[Items from a data source]
◇ ◇ ◇ ◇ ◇ ◇ ◇

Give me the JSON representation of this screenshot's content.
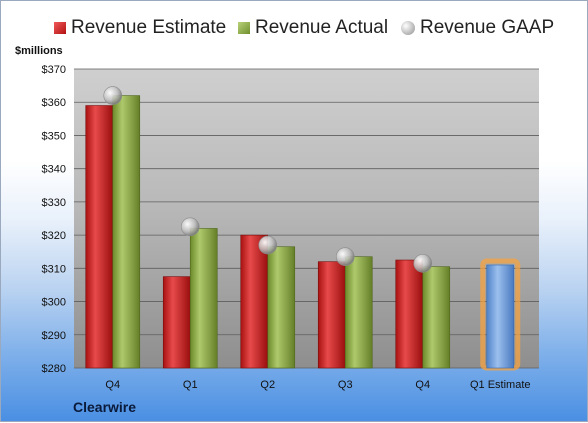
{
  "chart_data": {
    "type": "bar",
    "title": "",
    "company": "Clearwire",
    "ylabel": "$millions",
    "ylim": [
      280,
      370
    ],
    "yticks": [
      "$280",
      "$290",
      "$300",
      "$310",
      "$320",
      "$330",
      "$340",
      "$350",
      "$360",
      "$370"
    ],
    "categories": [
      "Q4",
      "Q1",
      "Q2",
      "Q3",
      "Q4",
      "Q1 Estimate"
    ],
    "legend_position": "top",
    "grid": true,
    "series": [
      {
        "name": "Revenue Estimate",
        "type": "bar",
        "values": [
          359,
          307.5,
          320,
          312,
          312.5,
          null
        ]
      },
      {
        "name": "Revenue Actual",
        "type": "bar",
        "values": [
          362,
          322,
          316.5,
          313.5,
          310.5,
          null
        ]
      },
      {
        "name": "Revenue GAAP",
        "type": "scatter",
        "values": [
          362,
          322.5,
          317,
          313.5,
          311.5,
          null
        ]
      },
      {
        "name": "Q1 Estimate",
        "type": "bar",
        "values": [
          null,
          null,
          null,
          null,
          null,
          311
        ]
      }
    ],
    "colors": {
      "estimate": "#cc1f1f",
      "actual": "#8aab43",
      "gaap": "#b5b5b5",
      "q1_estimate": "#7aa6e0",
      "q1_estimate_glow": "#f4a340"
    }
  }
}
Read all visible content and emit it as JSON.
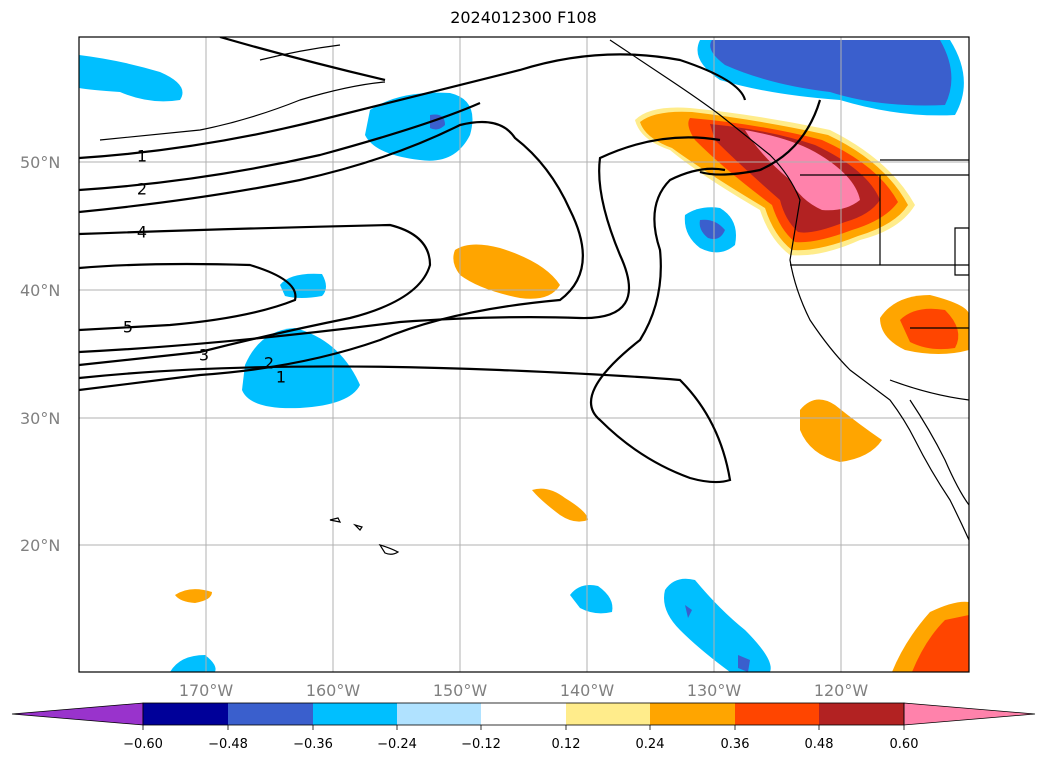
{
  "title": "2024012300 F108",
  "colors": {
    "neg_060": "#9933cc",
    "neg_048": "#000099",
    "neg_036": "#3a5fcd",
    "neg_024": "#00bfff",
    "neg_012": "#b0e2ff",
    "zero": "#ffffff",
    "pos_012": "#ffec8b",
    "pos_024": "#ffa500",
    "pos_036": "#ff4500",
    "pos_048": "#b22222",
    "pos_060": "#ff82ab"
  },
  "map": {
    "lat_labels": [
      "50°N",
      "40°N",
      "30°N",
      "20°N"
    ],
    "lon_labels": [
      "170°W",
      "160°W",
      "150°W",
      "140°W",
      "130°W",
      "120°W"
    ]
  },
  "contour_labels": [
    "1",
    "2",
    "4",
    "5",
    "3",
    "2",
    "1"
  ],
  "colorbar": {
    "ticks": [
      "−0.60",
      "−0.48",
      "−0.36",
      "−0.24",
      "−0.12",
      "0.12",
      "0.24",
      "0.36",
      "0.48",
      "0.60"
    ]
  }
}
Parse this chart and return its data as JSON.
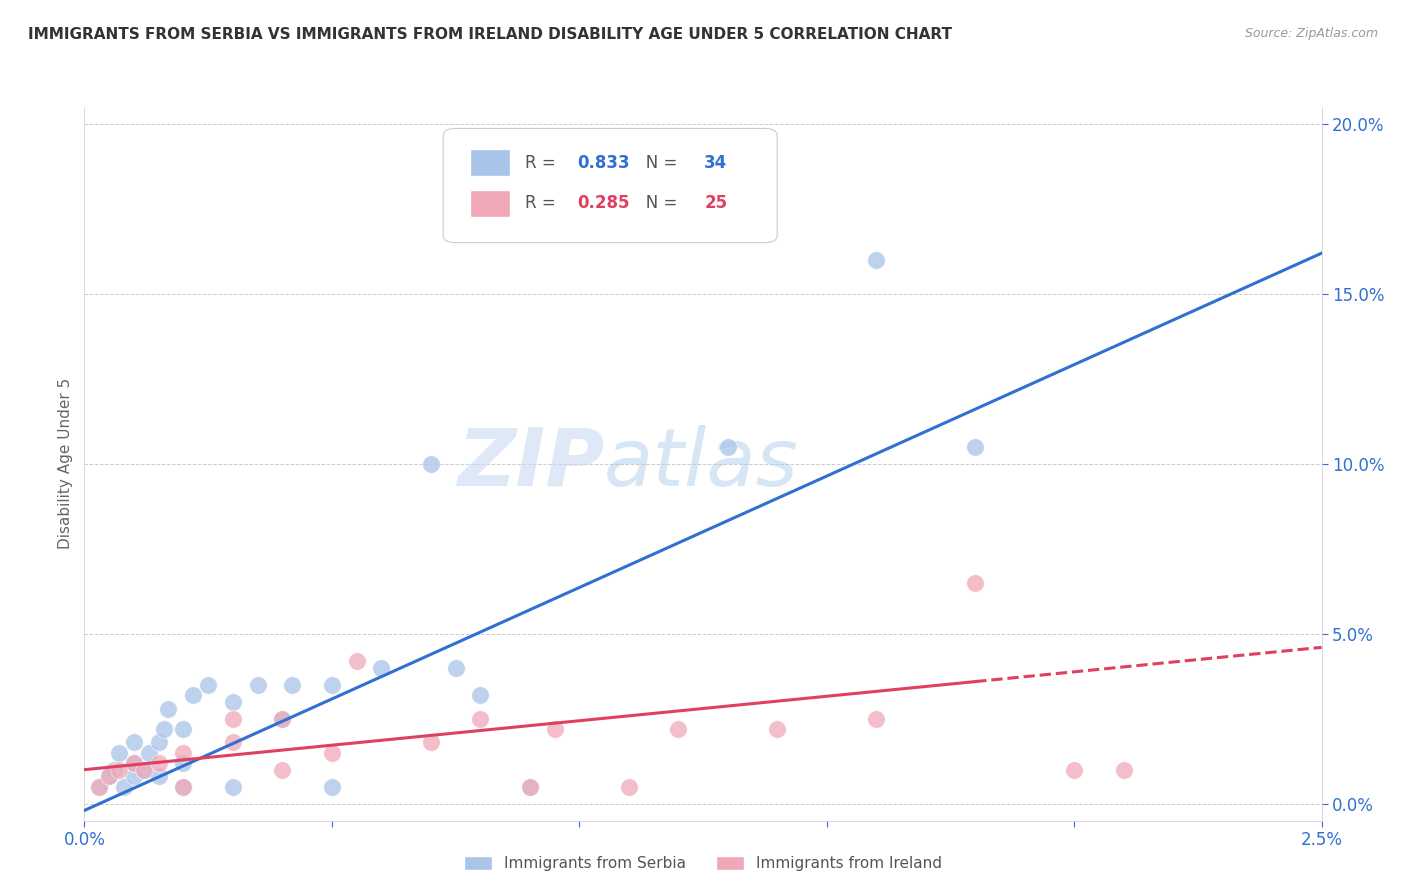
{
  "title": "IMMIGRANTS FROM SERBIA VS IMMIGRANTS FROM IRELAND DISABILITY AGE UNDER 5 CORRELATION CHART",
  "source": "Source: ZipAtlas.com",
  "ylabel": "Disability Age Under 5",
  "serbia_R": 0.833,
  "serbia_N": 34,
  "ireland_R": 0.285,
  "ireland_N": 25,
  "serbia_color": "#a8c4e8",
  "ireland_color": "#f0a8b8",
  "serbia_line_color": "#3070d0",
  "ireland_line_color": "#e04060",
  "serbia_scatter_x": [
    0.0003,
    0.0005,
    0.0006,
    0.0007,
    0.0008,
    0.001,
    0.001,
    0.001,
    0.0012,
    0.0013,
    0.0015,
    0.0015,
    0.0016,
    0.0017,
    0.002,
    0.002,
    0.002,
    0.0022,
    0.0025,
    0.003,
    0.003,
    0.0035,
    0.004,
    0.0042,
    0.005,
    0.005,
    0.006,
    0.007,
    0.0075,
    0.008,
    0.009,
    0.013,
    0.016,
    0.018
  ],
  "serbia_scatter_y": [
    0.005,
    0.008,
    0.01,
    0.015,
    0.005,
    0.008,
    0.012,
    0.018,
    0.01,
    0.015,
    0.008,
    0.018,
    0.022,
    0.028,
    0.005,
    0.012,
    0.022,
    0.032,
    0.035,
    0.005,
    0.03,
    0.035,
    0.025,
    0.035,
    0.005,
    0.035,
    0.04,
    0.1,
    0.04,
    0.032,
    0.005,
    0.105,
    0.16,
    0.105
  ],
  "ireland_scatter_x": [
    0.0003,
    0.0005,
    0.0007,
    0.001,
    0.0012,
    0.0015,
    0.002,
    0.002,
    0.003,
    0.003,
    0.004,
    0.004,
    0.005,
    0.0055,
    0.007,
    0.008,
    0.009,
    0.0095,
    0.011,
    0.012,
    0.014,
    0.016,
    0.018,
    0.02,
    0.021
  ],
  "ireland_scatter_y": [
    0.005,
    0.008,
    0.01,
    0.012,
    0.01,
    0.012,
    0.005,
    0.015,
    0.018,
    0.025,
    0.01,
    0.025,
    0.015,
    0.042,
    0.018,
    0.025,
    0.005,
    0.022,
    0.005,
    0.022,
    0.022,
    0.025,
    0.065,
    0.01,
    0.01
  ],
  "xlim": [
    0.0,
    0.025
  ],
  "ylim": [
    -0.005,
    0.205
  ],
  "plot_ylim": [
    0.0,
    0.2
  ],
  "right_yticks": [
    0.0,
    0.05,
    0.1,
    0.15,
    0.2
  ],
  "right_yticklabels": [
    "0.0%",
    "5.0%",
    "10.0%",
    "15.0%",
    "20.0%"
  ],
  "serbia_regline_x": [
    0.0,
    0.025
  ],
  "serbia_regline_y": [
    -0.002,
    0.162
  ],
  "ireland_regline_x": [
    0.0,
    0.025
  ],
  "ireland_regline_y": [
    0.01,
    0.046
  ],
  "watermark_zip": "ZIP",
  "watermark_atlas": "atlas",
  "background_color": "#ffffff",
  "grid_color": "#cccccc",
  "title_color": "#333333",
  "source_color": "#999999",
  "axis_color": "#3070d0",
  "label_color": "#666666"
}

◇ ◇ ◇ ◇ ◇ ◇ ◇

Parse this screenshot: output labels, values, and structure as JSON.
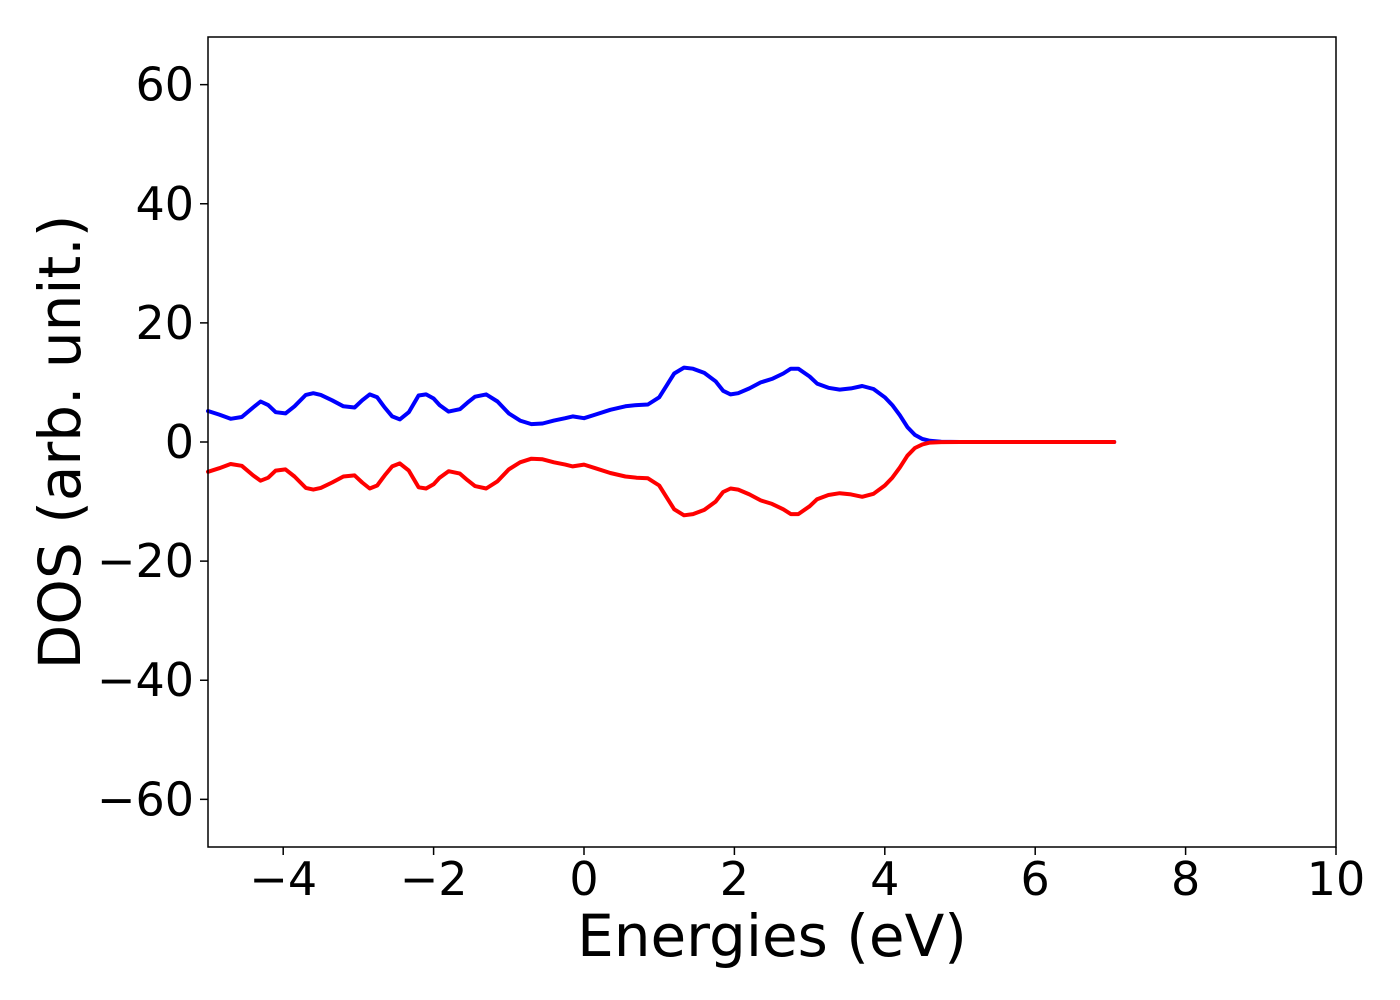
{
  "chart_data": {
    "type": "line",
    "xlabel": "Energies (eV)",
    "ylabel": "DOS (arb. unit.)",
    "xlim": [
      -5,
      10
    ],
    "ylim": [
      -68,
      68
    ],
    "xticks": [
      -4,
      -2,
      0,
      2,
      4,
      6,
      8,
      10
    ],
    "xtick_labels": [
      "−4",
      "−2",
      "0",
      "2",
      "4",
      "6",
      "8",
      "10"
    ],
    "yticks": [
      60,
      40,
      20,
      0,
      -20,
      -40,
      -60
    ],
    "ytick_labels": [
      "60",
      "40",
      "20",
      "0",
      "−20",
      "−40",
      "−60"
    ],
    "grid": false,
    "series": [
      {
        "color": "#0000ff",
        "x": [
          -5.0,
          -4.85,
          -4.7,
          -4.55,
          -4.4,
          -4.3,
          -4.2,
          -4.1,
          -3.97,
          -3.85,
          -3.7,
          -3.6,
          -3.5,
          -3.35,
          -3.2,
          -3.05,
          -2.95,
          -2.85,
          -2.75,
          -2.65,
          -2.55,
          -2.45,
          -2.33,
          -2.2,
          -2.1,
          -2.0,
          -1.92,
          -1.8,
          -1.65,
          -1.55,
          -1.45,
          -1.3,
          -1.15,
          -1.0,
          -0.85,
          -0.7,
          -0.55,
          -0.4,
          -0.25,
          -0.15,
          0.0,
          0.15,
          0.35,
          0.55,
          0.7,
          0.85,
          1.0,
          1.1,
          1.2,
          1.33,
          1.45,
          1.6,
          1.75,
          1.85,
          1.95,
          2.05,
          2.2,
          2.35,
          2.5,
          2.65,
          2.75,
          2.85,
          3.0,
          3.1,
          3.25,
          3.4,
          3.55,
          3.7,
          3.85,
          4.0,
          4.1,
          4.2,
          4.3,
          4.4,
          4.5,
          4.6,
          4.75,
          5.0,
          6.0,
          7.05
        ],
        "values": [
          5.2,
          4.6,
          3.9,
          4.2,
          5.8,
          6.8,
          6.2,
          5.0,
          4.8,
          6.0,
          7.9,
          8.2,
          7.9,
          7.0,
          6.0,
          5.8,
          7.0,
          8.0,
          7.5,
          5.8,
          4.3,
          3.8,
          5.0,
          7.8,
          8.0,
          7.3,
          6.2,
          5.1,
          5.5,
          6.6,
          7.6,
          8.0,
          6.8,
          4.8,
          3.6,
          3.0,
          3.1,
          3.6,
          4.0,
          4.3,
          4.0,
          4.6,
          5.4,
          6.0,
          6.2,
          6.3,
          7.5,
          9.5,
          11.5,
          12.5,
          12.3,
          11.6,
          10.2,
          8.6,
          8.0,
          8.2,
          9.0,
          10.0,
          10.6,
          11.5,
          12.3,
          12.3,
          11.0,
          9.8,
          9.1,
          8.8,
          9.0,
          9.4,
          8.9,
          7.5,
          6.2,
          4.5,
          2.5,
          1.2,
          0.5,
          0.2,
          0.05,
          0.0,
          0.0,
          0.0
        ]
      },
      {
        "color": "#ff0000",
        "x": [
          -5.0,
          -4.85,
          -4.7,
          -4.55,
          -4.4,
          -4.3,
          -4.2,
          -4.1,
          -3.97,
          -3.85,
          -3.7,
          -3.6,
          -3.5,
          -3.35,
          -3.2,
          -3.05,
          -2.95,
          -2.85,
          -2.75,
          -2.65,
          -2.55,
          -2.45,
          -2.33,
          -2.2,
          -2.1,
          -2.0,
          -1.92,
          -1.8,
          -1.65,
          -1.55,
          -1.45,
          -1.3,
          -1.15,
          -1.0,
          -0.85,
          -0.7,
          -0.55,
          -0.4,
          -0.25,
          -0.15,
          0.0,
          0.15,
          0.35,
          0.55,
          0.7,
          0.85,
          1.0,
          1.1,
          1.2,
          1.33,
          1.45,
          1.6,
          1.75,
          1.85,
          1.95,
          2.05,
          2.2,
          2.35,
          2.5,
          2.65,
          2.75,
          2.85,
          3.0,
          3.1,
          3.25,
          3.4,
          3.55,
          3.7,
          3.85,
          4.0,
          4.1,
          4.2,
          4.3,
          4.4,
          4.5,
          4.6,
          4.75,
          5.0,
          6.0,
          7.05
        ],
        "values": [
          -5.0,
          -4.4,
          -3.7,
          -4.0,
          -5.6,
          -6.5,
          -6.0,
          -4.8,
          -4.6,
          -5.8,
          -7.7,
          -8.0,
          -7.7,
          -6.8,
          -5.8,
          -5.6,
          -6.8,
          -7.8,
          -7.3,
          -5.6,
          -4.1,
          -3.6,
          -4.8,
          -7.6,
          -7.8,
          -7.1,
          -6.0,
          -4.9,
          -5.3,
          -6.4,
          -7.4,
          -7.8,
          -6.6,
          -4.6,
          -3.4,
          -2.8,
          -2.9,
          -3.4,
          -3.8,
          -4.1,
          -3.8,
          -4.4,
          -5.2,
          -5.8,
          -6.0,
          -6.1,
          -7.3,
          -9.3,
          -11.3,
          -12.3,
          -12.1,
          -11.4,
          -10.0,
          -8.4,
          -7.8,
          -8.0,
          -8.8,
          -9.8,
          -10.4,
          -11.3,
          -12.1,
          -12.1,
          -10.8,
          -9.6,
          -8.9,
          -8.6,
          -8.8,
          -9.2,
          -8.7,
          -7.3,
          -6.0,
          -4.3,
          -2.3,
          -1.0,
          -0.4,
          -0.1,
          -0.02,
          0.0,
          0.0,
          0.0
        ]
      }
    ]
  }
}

◇ ◇ ◇ ◇ ◇ ◇ ◇

WHAT YOU NEED TO DO: Only the number is wanted: how many lines in the data include the string "Revenue"?

COMPLETE ANSWER: 3